What needs to be done
Reproduce the listing below in full and without alteration, apart from its pictures.

Data provided
####

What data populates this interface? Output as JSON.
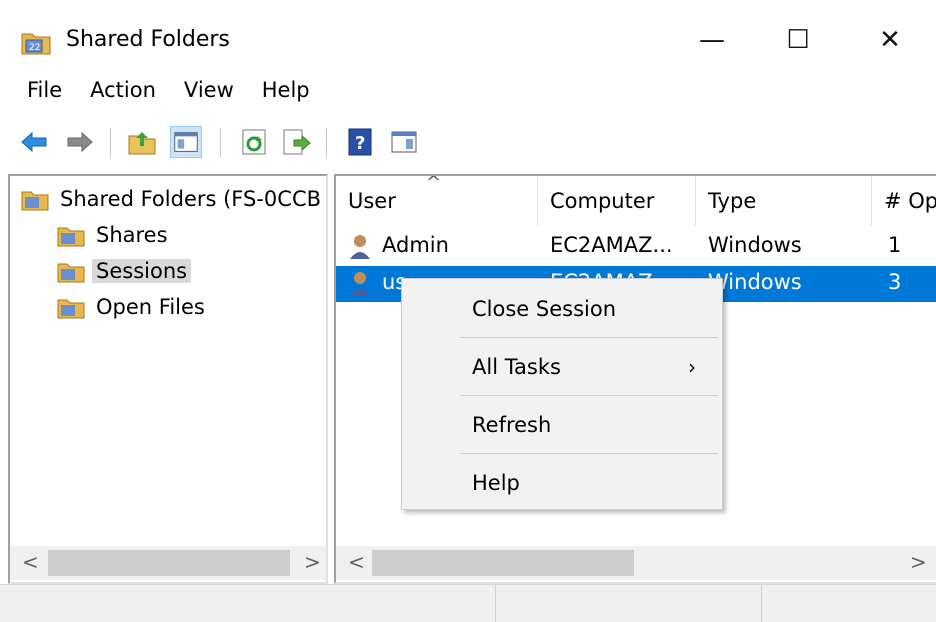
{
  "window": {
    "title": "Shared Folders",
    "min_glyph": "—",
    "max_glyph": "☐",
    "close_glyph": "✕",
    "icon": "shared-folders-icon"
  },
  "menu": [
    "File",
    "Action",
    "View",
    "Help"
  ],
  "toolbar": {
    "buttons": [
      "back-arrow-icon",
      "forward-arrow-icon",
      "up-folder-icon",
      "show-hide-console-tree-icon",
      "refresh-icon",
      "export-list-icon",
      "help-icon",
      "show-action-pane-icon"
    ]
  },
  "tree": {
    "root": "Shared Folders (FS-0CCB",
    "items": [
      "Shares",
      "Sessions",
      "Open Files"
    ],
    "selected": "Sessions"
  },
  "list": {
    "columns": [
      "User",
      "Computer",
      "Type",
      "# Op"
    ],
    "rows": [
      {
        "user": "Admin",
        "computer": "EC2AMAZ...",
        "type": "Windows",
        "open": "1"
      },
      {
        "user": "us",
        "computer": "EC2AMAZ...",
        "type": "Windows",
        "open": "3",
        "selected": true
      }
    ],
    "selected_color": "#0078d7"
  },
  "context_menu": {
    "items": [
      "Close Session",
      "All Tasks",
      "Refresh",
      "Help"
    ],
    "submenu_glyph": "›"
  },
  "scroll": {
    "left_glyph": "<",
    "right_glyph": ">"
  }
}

####

Response to this task
What data populates this interface? Output as JSON.
{
  "window": {
    "title": "Shared Folders",
    "min_glyph": "—",
    "max_glyph": "☐",
    "close_glyph": "✕",
    "icon": "shared-folders-icon"
  },
  "menu": [
    "File",
    "Action",
    "View",
    "Help"
  ],
  "toolbar": {
    "buttons": [
      "back-arrow-icon",
      "forward-arrow-icon",
      "up-folder-icon",
      "show-hide-console-tree-icon",
      "refresh-icon",
      "export-list-icon",
      "help-icon",
      "show-action-pane-icon"
    ]
  },
  "tree": {
    "root": "Shared Folders (FS-0CCB",
    "items": [
      "Shares",
      "Sessions",
      "Open Files"
    ],
    "selected": "Sessions"
  },
  "list": {
    "columns": [
      "User",
      "Computer",
      "Type",
      "# Op"
    ],
    "rows": [
      {
        "user": "Admin",
        "computer": "EC2AMAZ...",
        "type": "Windows",
        "open": "1"
      },
      {
        "user": "us",
        "computer": "EC2AMAZ...",
        "type": "Windows",
        "open": "3",
        "selected": true
      }
    ],
    "selected_color": "#0078d7"
  },
  "context_menu": {
    "items": [
      "Close Session",
      "All Tasks",
      "Refresh",
      "Help"
    ],
    "submenu_glyph": "›"
  },
  "scroll": {
    "left_glyph": "<",
    "right_glyph": ">"
  }
}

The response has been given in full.